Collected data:
>> START
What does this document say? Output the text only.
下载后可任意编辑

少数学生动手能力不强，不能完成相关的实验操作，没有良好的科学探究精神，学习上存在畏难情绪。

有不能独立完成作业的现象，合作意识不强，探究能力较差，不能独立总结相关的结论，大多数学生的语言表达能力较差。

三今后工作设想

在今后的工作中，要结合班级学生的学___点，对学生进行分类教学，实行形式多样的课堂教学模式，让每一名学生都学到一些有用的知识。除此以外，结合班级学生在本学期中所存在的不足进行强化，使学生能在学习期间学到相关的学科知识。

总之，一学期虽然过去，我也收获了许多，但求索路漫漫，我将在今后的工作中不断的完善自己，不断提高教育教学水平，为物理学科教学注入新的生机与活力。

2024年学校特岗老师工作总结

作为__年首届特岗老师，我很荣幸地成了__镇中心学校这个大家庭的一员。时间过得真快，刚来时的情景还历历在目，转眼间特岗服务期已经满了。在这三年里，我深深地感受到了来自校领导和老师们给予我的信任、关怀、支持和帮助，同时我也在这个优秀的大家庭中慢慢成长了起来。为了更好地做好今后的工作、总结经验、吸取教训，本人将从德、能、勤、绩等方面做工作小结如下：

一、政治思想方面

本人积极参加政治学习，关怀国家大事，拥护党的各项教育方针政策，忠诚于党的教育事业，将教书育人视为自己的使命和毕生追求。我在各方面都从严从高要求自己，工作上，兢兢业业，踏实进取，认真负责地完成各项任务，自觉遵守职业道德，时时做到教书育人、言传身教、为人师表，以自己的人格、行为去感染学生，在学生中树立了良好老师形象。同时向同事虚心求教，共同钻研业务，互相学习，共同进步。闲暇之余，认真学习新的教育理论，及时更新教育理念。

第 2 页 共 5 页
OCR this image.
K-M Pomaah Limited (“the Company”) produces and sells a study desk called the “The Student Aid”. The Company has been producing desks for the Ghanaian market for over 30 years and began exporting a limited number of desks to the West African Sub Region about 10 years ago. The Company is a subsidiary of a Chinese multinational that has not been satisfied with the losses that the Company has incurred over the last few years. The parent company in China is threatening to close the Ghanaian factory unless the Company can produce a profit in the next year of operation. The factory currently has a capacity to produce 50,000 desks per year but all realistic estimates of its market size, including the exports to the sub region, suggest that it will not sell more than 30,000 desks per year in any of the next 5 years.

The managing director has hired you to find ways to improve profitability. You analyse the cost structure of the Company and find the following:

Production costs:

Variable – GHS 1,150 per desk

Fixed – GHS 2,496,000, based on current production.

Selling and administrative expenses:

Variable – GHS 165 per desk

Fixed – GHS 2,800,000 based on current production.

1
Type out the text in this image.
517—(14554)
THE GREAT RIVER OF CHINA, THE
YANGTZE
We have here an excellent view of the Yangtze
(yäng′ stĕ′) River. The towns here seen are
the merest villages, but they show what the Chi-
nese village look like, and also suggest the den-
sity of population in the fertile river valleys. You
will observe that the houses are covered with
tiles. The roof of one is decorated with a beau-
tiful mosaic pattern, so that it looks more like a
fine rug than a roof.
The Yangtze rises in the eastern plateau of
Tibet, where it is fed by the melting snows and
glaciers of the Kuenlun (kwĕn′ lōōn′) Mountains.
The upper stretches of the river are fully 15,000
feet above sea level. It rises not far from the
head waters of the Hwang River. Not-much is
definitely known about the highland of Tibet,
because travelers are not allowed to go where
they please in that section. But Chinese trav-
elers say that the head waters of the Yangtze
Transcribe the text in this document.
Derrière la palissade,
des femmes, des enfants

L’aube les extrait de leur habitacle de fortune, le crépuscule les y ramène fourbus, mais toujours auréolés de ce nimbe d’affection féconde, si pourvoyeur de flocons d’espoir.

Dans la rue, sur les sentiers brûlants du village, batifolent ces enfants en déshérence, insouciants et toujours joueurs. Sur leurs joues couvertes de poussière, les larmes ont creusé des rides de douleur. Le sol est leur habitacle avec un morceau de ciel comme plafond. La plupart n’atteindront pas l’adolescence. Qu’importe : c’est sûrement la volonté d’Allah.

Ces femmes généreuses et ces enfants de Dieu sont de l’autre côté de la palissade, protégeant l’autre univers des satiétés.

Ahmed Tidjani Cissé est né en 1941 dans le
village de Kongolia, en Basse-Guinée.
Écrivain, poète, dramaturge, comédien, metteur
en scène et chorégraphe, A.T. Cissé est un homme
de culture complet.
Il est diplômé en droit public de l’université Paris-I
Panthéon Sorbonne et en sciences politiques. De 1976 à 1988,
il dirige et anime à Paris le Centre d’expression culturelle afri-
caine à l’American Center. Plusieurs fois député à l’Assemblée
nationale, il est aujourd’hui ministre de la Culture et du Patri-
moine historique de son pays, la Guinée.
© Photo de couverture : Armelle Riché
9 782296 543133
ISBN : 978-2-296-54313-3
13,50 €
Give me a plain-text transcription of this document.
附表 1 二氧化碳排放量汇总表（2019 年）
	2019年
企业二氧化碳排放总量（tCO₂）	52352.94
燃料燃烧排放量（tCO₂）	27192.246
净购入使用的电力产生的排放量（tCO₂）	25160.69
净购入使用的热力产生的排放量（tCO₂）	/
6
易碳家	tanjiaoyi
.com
>> END
Identify the lines in the entries that hold "will" and return each one.

K-M Pomaah Limited (“the Company”) produces and sells a study desk called the “The Student Aid”. The Company has been producing desks for the Ghanaian market for over 30 years and began exporting a limited number of desks to the West African Sub Region about 10 years ago. The Company is a subsidiary of a Chinese multinational that has not been satisfied with the losses that the Company has incurred over the last few years. The parent company in China is threatening to close the Ghanaian factory unless the Company can produce a profit in the next year of operation. The factory currently has a capacity to produce 50,000 desks per year but all realistic estimates of its market size, including the exports to the sub region, suggest that it will not sell more than 30,000 desks per year in any of the next 5 years.
will observe that the houses are covered with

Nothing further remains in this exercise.